** EXERCISE **
What is needed here is an exact copy of every entry.

Stored dataset items
########################################

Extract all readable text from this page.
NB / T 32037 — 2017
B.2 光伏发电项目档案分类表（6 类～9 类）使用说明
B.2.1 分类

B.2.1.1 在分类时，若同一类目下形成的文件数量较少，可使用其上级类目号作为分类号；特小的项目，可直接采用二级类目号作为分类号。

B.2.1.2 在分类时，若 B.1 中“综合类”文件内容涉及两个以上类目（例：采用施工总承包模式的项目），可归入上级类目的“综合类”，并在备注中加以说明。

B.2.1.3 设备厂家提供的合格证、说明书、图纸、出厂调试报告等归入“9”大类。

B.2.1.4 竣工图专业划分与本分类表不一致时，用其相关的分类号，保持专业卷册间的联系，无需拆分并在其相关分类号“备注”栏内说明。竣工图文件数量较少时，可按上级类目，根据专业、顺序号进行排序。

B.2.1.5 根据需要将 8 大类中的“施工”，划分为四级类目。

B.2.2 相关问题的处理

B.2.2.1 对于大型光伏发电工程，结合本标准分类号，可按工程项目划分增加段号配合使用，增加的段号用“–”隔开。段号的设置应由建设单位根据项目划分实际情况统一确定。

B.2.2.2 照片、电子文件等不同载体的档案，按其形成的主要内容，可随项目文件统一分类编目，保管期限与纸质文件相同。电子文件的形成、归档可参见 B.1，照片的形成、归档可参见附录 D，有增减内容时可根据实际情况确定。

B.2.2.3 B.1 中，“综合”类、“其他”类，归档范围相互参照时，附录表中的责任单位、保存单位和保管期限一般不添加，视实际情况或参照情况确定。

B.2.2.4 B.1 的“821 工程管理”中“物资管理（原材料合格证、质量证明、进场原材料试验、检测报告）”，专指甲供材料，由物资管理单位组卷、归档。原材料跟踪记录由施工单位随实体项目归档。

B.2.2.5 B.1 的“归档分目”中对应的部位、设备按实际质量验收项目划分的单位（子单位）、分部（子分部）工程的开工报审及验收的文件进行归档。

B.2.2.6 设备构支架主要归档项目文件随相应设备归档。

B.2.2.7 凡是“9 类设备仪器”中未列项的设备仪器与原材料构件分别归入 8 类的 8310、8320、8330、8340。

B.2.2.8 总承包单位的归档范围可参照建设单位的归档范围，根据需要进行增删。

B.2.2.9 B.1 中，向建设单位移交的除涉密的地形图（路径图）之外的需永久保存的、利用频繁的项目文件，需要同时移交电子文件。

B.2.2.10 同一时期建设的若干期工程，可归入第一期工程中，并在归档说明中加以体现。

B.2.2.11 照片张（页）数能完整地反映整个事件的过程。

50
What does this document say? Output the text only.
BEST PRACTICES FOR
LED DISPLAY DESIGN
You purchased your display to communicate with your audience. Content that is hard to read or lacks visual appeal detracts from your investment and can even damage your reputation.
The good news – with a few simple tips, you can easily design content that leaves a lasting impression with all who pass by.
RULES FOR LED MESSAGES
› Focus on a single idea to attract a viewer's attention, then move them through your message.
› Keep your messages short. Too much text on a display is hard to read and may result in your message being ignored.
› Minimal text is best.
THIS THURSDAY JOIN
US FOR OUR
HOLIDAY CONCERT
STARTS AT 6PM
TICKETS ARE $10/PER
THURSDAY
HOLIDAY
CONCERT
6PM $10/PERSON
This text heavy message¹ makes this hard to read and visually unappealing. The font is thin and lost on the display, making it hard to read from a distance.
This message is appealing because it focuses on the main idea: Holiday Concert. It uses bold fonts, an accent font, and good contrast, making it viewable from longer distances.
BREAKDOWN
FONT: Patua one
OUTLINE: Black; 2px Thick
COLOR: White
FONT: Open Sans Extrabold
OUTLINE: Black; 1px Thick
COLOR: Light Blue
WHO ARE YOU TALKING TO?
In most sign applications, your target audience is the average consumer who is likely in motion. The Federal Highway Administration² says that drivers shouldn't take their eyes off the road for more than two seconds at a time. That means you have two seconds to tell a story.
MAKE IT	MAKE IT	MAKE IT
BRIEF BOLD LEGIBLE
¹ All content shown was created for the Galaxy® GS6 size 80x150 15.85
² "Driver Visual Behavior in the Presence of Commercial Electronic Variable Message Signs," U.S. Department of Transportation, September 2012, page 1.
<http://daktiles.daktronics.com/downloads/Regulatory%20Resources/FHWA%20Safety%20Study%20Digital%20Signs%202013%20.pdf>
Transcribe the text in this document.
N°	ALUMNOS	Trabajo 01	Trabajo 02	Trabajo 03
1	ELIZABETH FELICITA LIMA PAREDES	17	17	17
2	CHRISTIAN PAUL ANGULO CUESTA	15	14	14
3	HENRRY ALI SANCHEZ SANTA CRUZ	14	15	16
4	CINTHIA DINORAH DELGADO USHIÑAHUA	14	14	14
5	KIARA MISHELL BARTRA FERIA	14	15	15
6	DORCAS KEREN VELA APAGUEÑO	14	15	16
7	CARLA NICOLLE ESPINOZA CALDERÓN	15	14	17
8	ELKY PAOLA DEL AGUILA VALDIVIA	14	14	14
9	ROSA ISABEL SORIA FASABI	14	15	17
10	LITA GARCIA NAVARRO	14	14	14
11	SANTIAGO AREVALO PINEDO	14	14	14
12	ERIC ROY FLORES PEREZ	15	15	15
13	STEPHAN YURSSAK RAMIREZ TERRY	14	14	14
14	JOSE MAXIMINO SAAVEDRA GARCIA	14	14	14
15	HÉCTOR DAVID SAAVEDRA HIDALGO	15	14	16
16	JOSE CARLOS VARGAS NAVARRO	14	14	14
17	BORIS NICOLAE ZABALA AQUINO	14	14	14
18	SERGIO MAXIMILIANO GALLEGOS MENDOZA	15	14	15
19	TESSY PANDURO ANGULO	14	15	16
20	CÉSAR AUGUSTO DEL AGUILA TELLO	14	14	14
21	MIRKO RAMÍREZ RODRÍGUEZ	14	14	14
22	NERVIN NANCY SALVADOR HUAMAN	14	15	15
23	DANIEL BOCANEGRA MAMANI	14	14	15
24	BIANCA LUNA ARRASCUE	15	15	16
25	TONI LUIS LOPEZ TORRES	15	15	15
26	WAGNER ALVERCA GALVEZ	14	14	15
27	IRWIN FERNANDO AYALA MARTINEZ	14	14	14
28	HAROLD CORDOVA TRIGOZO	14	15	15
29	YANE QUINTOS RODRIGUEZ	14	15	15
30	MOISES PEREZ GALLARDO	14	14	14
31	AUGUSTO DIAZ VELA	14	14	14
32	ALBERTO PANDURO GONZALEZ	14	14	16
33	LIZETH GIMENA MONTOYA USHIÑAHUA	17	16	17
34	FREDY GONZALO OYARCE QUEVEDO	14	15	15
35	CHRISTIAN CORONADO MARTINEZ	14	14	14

########################################

** CORRECT ANSWER **
Extract all readable text from this page.
NB / T 32037 — 2017
B.2 光伏发电项目档案分类表（6 类～9 类）使用说明
B.2.1 分类

B.2.1.1 在分类时，若同一类目下形成的文件数量较少，可使用其上级类目号作为分类号；特小的项目，可直接采用二级类目号作为分类号。

B.2.1.2 在分类时，若 B.1 中“综合类”文件内容涉及两个以上类目（例：采用施工总承包模式的项目），可归入上级类目的“综合类”，并在备注中加以说明。

B.2.1.3 设备厂家提供的合格证、说明书、图纸、出厂调试报告等归入“9”大类。

B.2.1.4 竣工图专业划分与本分类表不一致时，用其相关的分类号，保持专业卷册间的联系，无需拆分并在其相关分类号“备注”栏内说明。竣工图文件数量较少时，可按上级类目，根据专业、顺序号进行排序。

B.2.1.5 根据需要将 8 大类中的“施工”，划分为四级类目。

B.2.2 相关问题的处理

B.2.2.1 对于大型光伏发电工程，结合本标准分类号，可按工程项目划分增加段号配合使用，增加的段号用“–”隔开。段号的设置应由建设单位根据项目划分实际情况统一确定。

B.2.2.2 照片、电子文件等不同载体的档案，按其形成的主要内容，可随项目文件统一分类编目，保管期限与纸质文件相同。电子文件的形成、归档可参见 B.1，照片的形成、归档可参见附录 D，有增减内容时可根据实际情况确定。

B.2.2.3 B.1 中，“综合”类、“其他”类，归档范围相互参照时，附录表中的责任单位、保存单位和保管期限一般不添加，视实际情况或参照情况确定。

B.2.2.4 B.1 的“821 工程管理”中“物资管理（原材料合格证、质量证明、进场原材料试验、检测报告）”，专指甲供材料，由物资管理单位组卷、归档。原材料跟踪记录由施工单位随实体项目归档。

B.2.2.5 B.1 的“归档分目”中对应的部位、设备按实际质量验收项目划分的单位（子单位）、分部（子分部）工程的开工报审及验收的文件进行归档。

B.2.2.6 设备构支架主要归档项目文件随相应设备归档。

B.2.2.7 凡是“9 类设备仪器”中未列项的设备仪器与原材料构件分别归入 8 类的 8310、8320、8330、8340。

B.2.2.8 总承包单位的归档范围可参照建设单位的归档范围，根据需要进行增删。

B.2.2.9 B.1 中，向建设单位移交的除涉密的地形图（路径图）之外的需永久保存的、利用频繁的项目文件，需要同时移交电子文件。

B.2.2.10 同一时期建设的若干期工程，可归入第一期工程中，并在归档说明中加以体现。

B.2.2.11 照片张（页）数能完整地反映整个事件的过程。

50
What does this document say? Output the text only.
BEST PRACTICES FOR
LED DISPLAY DESIGN
You purchased your display to communicate with your audience. Content that is hard to read or lacks visual appeal detracts from your investment and can even damage your reputation.
The good news – with a few simple tips, you can easily design content that leaves a lasting impression with all who pass by.
RULES FOR LED MESSAGES
› Focus on a single idea to attract a viewer's attention, then move them through your message.
› Keep your messages short. Too much text on a display is hard to read and may result in your message being ignored.
› Minimal text is best.
THIS THURSDAY JOIN
US FOR OUR
HOLIDAY CONCERT
STARTS AT 6PM
TICKETS ARE $10/PER
THURSDAY
HOLIDAY
CONCERT
6PM $10/PERSON
This text heavy message¹ makes this hard to read and visually unappealing. The font is thin and lost on the display, making it hard to read from a distance.
This message is appealing because it focuses on the main idea: Holiday Concert. It uses bold fonts, an accent font, and good contrast, making it viewable from longer distances.
BREAKDOWN
FONT: Patua one
OUTLINE: Black; 2px Thick
COLOR: White
FONT: Open Sans Extrabold
OUTLINE: Black; 1px Thick
COLOR: Light Blue
WHO ARE YOU TALKING TO?
In most sign applications, your target audience is the average consumer who is likely in motion. The Federal Highway Administration² says that drivers shouldn't take their eyes off the road for more than two seconds at a time. That means you have two seconds to tell a story.
MAKE IT	MAKE IT	MAKE IT
BRIEF BOLD LEGIBLE
¹ All content shown was created for the Galaxy® GS6 size 80x150 15.85
² "Driver Visual Behavior in the Presence of Commercial Electronic Variable Message Signs," U.S. Department of Transportation, September 2012, page 1.
<http://daktiles.daktronics.com/downloads/Regulatory%20Resources/FHWA%20Safety%20Study%20Digital%20Signs%202013%20.pdf>
Transcribe the text in this document.
N°	ALUMNOS	Trabajo 01	Trabajo 02	Trabajo 03
1	ELIZABETH FELICITA LIMA PAREDES	17	17	17
2	CHRISTIAN PAUL ANGULO CUESTA	15	14	14
3	HENRRY ALI SANCHEZ SANTA CRUZ	14	15	16
4	CINTHIA DINORAH DELGADO USHIÑAHUA	14	14	14
5	KIARA MISHELL BARTRA FERIA	14	15	15
6	DORCAS KEREN VELA APAGUEÑO	14	15	16
7	CARLA NICOLLE ESPINOZA CALDERÓN	15	14	17
8	ELKY PAOLA DEL AGUILA VALDIVIA	14	14	14
9	ROSA ISABEL SORIA FASABI	14	15	17
10	LITA GARCIA NAVARRO	14	14	14
11	SANTIAGO AREVALO PINEDO	14	14	14
12	ERIC ROY FLORES PEREZ	15	15	15
13	STEPHAN YURSSAK RAMIREZ TERRY	14	14	14
14	JOSE MAXIMINO SAAVEDRA GARCIA	14	14	14
15	HÉCTOR DAVID SAAVEDRA HIDALGO	15	14	16
16	JOSE CARLOS VARGAS NAVARRO	14	14	14
17	BORIS NICOLAE ZABALA AQUINO	14	14	14
18	SERGIO MAXIMILIANO GALLEGOS MENDOZA	15	14	15
19	TESSY PANDURO ANGULO	14	15	16
20	CÉSAR AUGUSTO DEL AGUILA TELLO	14	14	14
21	MIRKO RAMÍREZ RODRÍGUEZ	14	14	14
22	NERVIN NANCY SALVADOR HUAMAN	14	15	15
23	DANIEL BOCANEGRA MAMANI	14	14	15
24	BIANCA LUNA ARRASCUE	15	15	16
25	TONI LUIS LOPEZ TORRES	15	15	15
26	WAGNER ALVERCA GALVEZ	14	14	15
27	IRWIN FERNANDO AYALA MARTINEZ	14	14	14
28	HAROLD CORDOVA TRIGOZO	14	15	15
29	YANE QUINTOS RODRIGUEZ	14	15	15
30	MOISES PEREZ GALLARDO	14	14	14
31	AUGUSTO DIAZ VELA	14	14	14
32	ALBERTO PANDURO GONZALEZ	14	14	16
33	LIZETH GIMENA MONTOYA USHIÑAHUA	17	16	17
34	FREDY GONZALO OYARCE QUEVEDO	14	15	15
35	CHRISTIAN CORONADO MARTINEZ	14	14	14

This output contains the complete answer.